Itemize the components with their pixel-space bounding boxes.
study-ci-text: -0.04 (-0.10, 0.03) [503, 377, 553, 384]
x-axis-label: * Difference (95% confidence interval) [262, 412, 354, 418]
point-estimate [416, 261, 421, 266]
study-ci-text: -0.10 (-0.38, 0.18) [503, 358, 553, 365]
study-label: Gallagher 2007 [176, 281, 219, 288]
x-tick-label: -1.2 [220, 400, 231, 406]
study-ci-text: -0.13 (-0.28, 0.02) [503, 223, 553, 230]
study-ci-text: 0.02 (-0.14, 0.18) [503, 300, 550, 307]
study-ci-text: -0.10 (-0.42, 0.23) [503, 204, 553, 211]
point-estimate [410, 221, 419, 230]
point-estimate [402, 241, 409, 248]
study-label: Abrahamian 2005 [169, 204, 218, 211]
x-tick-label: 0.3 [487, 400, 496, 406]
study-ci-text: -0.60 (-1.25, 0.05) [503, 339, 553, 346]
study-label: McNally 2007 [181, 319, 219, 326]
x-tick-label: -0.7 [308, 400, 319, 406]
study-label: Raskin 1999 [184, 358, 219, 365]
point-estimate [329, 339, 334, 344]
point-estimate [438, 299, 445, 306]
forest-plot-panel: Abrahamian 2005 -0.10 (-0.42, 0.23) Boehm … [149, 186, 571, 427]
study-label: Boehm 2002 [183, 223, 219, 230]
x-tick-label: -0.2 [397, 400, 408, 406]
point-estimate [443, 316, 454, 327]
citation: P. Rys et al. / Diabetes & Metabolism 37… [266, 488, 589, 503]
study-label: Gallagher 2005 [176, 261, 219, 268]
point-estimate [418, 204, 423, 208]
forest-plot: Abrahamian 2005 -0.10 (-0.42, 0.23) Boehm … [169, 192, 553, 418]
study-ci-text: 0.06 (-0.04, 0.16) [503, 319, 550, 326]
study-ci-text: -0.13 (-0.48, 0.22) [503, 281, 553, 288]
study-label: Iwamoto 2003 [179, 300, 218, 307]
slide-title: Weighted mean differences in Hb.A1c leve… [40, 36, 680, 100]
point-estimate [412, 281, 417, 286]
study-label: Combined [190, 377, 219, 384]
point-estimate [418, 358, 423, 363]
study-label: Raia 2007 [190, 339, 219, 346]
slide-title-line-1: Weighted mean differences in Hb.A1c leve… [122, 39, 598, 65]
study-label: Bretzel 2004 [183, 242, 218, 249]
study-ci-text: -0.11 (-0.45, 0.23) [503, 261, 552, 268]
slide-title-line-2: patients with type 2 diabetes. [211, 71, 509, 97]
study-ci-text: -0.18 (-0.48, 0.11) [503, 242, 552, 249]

WORK TO COMPLETE: Using the records above, find the number of lines that contain the string "Boehm", and give that number without further comment.

REPLY TO THE TASK: 3